Objective: Spot every line with the word "touche" and return it.

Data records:
▶
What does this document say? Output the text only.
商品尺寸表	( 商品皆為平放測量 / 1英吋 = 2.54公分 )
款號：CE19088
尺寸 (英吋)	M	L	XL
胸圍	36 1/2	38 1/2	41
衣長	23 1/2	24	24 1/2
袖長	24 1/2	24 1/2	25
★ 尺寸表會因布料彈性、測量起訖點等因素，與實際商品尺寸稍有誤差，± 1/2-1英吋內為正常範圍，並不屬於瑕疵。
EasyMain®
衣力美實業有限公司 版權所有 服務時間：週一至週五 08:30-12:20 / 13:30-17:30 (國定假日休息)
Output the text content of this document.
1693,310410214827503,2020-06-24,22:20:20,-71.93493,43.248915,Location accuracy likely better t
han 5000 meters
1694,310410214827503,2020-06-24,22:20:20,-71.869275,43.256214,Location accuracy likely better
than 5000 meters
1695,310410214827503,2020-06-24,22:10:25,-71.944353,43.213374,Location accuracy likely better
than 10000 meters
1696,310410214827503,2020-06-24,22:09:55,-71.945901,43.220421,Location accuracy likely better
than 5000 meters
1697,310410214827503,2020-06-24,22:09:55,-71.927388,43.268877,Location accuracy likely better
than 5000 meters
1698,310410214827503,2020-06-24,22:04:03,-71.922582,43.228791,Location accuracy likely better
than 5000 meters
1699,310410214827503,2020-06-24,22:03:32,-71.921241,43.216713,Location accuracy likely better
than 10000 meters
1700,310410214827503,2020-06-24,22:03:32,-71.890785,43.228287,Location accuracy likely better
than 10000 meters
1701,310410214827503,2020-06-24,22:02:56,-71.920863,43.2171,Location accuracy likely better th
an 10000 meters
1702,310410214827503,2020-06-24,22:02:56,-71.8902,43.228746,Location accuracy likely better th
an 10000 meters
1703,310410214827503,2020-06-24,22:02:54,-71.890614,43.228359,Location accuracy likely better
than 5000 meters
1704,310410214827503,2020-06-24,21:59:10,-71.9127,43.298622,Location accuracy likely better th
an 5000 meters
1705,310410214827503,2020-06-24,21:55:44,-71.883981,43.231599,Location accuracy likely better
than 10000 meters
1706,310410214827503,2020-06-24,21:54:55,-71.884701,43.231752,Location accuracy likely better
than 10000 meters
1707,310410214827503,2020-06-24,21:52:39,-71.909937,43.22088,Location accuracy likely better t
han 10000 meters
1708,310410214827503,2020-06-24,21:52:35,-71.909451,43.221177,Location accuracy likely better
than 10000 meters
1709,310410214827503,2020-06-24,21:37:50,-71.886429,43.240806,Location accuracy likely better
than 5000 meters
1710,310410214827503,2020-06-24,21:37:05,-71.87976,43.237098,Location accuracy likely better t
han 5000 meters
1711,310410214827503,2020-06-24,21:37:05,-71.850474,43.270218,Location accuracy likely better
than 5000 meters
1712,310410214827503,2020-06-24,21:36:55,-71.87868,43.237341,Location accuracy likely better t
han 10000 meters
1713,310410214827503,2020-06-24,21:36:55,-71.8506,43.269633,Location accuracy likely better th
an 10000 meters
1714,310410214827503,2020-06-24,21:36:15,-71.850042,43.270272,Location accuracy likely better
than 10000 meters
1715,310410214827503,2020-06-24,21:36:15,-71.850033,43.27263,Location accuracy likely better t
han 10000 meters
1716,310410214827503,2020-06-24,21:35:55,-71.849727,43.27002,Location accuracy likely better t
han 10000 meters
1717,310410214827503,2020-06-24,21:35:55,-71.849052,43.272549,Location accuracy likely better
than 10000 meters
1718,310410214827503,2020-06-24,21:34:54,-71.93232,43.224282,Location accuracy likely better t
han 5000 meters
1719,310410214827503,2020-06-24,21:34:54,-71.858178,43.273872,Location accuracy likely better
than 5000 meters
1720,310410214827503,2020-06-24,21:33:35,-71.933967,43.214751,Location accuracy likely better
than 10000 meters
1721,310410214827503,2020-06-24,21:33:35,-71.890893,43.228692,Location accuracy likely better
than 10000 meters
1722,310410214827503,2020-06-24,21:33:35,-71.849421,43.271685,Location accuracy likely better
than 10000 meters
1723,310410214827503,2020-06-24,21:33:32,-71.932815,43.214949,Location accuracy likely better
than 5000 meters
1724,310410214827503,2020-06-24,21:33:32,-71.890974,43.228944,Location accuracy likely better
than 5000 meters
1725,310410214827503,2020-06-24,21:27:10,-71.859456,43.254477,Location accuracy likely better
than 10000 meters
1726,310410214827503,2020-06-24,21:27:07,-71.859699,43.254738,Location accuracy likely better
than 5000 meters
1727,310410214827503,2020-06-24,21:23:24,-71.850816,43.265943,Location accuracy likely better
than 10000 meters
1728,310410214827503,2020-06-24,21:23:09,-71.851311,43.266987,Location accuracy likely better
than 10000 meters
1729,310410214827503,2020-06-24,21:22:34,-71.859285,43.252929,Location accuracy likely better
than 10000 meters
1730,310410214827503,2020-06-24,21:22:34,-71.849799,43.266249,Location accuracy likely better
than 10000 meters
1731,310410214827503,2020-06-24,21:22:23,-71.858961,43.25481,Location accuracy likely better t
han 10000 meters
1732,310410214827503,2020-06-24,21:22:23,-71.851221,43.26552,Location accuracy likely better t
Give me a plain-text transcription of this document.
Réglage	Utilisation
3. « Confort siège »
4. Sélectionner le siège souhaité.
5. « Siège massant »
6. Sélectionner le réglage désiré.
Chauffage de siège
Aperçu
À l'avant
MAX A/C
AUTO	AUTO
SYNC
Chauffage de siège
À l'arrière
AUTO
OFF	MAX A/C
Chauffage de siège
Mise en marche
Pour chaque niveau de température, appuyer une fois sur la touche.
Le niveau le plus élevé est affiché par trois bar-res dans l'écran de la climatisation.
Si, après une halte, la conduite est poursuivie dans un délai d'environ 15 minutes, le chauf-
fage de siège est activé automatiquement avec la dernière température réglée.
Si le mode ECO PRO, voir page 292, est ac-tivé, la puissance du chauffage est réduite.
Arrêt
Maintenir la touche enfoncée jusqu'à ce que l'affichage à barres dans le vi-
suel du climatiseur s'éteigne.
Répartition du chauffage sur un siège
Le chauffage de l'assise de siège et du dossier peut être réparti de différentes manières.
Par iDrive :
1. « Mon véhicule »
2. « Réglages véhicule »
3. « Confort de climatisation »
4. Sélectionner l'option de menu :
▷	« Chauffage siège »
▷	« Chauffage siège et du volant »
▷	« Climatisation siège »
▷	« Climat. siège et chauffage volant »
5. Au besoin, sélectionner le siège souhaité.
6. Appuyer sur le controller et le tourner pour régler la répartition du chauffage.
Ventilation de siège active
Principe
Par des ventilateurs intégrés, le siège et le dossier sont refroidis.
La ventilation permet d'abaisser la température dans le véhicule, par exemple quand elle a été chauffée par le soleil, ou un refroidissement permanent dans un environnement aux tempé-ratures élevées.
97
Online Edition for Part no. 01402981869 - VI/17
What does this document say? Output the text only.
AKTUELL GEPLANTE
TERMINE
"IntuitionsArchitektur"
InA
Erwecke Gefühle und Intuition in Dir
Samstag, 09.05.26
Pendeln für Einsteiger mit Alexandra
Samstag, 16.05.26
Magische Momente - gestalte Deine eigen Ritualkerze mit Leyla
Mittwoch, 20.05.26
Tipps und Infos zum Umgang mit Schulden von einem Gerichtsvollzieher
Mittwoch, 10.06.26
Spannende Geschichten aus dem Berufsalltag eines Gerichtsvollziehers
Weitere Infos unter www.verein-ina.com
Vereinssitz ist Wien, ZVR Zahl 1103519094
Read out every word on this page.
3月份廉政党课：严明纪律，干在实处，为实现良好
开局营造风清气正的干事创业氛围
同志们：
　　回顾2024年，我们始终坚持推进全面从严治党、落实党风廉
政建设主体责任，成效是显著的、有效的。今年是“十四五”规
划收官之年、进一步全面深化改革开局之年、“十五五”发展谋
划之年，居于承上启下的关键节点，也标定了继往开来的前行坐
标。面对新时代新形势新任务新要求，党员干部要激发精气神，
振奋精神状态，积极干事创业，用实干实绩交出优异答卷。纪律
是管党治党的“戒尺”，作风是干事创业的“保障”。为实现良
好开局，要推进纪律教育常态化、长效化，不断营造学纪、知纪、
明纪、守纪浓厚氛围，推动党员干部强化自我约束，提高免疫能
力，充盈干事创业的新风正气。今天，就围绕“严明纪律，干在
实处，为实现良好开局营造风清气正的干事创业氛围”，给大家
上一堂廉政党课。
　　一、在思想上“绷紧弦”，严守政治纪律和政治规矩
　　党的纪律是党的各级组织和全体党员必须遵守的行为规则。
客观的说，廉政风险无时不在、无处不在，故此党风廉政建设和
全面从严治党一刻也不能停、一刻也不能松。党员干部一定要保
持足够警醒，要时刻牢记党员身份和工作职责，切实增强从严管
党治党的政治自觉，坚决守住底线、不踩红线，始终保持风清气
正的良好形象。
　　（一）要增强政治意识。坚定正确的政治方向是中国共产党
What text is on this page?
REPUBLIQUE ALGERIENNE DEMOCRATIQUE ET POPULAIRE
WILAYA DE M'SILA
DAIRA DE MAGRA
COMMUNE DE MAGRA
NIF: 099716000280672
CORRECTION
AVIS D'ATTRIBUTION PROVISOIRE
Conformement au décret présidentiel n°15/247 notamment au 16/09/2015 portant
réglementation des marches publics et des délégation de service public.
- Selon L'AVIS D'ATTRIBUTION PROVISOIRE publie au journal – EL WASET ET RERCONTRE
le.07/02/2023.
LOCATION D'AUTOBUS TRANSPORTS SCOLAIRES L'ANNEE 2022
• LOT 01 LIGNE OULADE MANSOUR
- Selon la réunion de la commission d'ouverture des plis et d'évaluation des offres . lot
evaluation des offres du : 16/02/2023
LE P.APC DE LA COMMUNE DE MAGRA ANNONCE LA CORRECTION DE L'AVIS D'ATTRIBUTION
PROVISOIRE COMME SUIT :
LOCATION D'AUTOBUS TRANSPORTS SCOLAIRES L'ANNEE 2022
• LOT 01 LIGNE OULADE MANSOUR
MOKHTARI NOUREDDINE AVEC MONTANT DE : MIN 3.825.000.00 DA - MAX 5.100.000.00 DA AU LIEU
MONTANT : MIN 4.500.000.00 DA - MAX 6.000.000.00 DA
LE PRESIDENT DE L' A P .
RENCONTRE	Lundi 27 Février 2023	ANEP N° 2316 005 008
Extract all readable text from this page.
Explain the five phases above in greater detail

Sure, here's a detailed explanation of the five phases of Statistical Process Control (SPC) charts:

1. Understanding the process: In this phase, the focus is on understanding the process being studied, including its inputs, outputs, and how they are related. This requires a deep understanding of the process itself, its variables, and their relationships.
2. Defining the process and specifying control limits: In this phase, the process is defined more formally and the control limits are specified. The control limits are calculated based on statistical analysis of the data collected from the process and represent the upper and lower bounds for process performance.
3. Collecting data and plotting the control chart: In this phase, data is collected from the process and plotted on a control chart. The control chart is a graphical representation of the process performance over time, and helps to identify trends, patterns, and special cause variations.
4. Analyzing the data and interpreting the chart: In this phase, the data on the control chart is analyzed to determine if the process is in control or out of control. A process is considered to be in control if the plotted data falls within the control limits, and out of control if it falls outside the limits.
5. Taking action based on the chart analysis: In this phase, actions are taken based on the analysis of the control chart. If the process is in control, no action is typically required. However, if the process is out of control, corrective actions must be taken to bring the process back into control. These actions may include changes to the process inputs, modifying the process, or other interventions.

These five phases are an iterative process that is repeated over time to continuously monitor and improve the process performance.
◀
Answer to this problem:
Pour chaque niveau de température, appuyer une fois sur la touche.
Maintenir la touche enfoncée jusqu'à ce que l'affichage à barres dans le vi-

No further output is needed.